#### DO THIS
Pull out every line from the listing that has the word "color".
— Start of STORED RECORDS —
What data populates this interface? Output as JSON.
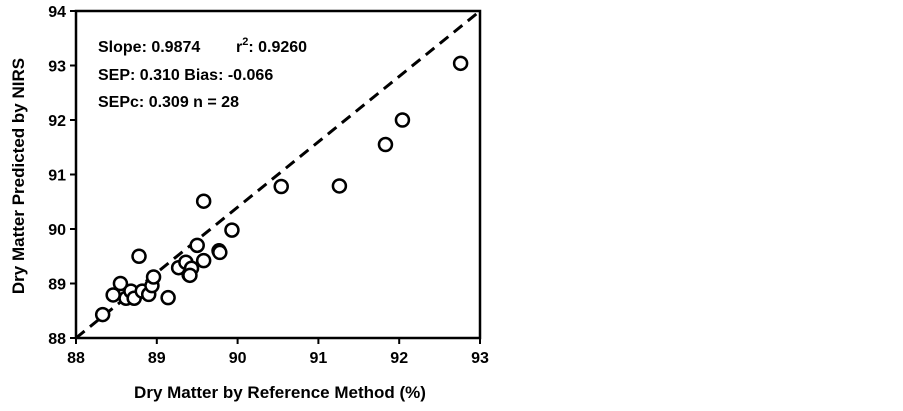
{
  "chart_data": {
    "type": "scatter",
    "title": "",
    "xlabel": "Dry Matter by Reference Method  (%)",
    "ylabel": "Dry Matter Predicted by NIRS",
    "xlim": [
      88,
      93
    ],
    "ylim": [
      88,
      94
    ],
    "x_ticks": [
      "88",
      "89",
      "90",
      "91",
      "92",
      "93"
    ],
    "y_ticks": [
      "88",
      "89",
      "90",
      "91",
      "92",
      "93",
      "94"
    ],
    "grid": false,
    "reference_line": {
      "style": "dashed",
      "from": [
        88,
        88
      ],
      "to": [
        93,
        94
      ]
    },
    "annotations": {
      "line1_a": "Slope: 0.9874",
      "line1_b_pre": "r",
      "line1_b_sup": "2",
      "line1_b_post": ": 0.9260",
      "line2": "SEP: 0.310  Bias: -0.066",
      "line3": "SEPc: 0.309  n = 28"
    },
    "series": [
      {
        "marker": "open-circle",
        "points": [
          [
            88.33,
            88.43
          ],
          [
            88.46,
            88.79
          ],
          [
            88.55,
            89.0
          ],
          [
            88.62,
            88.73
          ],
          [
            88.68,
            88.86
          ],
          [
            88.72,
            88.73
          ],
          [
            88.78,
            89.5
          ],
          [
            88.82,
            88.86
          ],
          [
            88.9,
            88.8
          ],
          [
            88.94,
            88.96
          ],
          [
            88.96,
            89.12
          ],
          [
            89.14,
            88.74
          ],
          [
            89.27,
            89.29
          ],
          [
            89.36,
            89.39
          ],
          [
            89.4,
            89.16
          ],
          [
            89.43,
            89.28
          ],
          [
            89.5,
            89.7
          ],
          [
            89.58,
            89.42
          ],
          [
            89.58,
            90.51
          ],
          [
            89.77,
            89.6
          ],
          [
            89.78,
            89.57
          ],
          [
            89.93,
            89.98
          ],
          [
            90.54,
            90.78
          ],
          [
            91.26,
            90.79
          ],
          [
            91.83,
            91.55
          ],
          [
            92.04,
            92.0
          ],
          [
            92.76,
            93.04
          ],
          [
            89.41,
            89.15
          ]
        ]
      }
    ]
  }
}
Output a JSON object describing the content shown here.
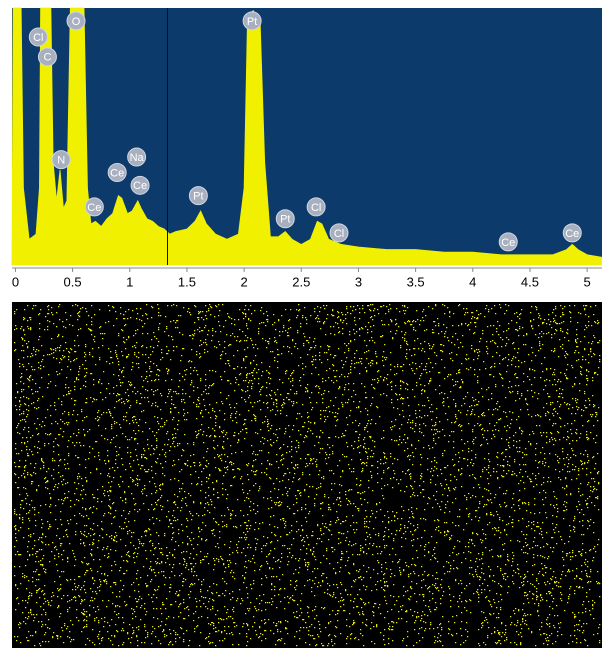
{
  "chart_data": {
    "type": "area",
    "color": "#f0f000",
    "background": "#0b3a6b",
    "xlim": [
      -0.03,
      5.13
    ],
    "ylim": [
      0,
      100
    ],
    "xticks": [
      0,
      0.5,
      1,
      1.5,
      2,
      2.5,
      3,
      3.5,
      4,
      4.5,
      5
    ],
    "cursor": 1.33,
    "x": [
      -0.03,
      -0.02,
      0.05,
      0.07,
      0.12,
      0.18,
      0.21,
      0.22,
      0.31,
      0.33,
      0.36,
      0.39,
      0.42,
      0.45,
      0.48,
      0.6,
      0.63,
      0.66,
      0.7,
      0.75,
      0.8,
      0.85,
      0.9,
      0.93,
      0.98,
      1.02,
      1.07,
      1.1,
      1.15,
      1.2,
      1.25,
      1.3,
      1.35,
      1.4,
      1.5,
      1.57,
      1.62,
      1.67,
      1.75,
      1.85,
      1.95,
      2.0,
      2.03,
      2.08,
      2.14,
      2.18,
      2.23,
      2.3,
      2.36,
      2.42,
      2.5,
      2.58,
      2.64,
      2.68,
      2.74,
      2.85,
      3.0,
      3.25,
      3.5,
      3.75,
      4.0,
      4.25,
      4.5,
      4.7,
      4.82,
      4.87,
      4.92,
      5.0,
      5.13
    ],
    "values": [
      2,
      100,
      100,
      30,
      10,
      12,
      30,
      100,
      100,
      40,
      25,
      37,
      22,
      25,
      100,
      100,
      30,
      16,
      17,
      15,
      18,
      20,
      27,
      26,
      20,
      21,
      25,
      22,
      18,
      17,
      15,
      14,
      12,
      13,
      14,
      17,
      21,
      16,
      12,
      10,
      12,
      30,
      97,
      99,
      95,
      40,
      11,
      11,
      13,
      10,
      8,
      10,
      17,
      16,
      10,
      8,
      7,
      6,
      6,
      5,
      5,
      4,
      4,
      4,
      6,
      8,
      6,
      4,
      3
    ],
    "annotations": [
      {
        "text": "Cl",
        "x": 0.2,
        "y": 88.7
      },
      {
        "text": "C",
        "x": 0.28,
        "y": 81
      },
      {
        "text": "O",
        "x": 0.53,
        "y": 95
      },
      {
        "text": "N",
        "x": 0.4,
        "y": 41
      },
      {
        "text": "Ce",
        "x": 0.69,
        "y": 22.6
      },
      {
        "text": "Ce",
        "x": 0.89,
        "y": 36
      },
      {
        "text": "Na",
        "x": 1.06,
        "y": 42
      },
      {
        "text": "Ce",
        "x": 1.09,
        "y": 31
      },
      {
        "text": "Pt",
        "x": 1.6,
        "y": 27
      },
      {
        "text": "Pt",
        "x": 2.07,
        "y": 95
      },
      {
        "text": "Pt",
        "x": 2.36,
        "y": 18
      },
      {
        "text": "Cl",
        "x": 2.63,
        "y": 22.6
      },
      {
        "text": "Cl",
        "x": 2.83,
        "y": 12.5
      },
      {
        "text": "Ce",
        "x": 4.31,
        "y": 9
      },
      {
        "text": "Ce",
        "x": 4.87,
        "y": 12.5
      }
    ]
  }
}
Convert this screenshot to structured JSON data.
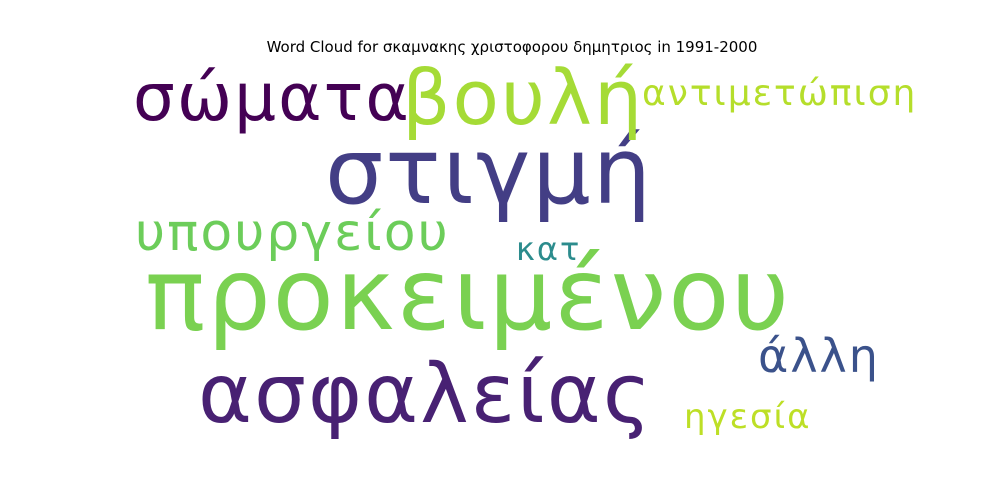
{
  "chart_data": {
    "type": "wordcloud",
    "title": "Word Cloud for σκαμνακης χριστοφορου δημητριος in 1991-2000",
    "words": [
      {
        "text": "προκειμένου",
        "color": "#7ad151"
      },
      {
        "text": "στιγμή",
        "color": "#433e85"
      },
      {
        "text": "ασφαλείας",
        "color": "#482173"
      },
      {
        "text": "βουλή",
        "color": "#a5db36"
      },
      {
        "text": "σώματα",
        "color": "#440154"
      },
      {
        "text": "υπουργείου",
        "color": "#6ccd5a"
      },
      {
        "text": "άλλη",
        "color": "#3b528b"
      },
      {
        "text": "αντιμετώπιση",
        "color": "#b5de2b"
      },
      {
        "text": "ηγεσία",
        "color": "#bddf26"
      },
      {
        "text": "κατ",
        "color": "#2c8c8d"
      }
    ]
  }
}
— End of STORED RECORDS —
#### WRITTEN RESPONSE
    "color": "#f0f000",
        "color": "#7ad151"
        "color": "#433e85"
        "color": "#482173"
        "color": "#a5db36"
        "color": "#440154"
        "color": "#6ccd5a"
        "color": "#3b528b"
        "color": "#b5de2b"
        "color": "#bddf26"
        "color": "#2c8c8d"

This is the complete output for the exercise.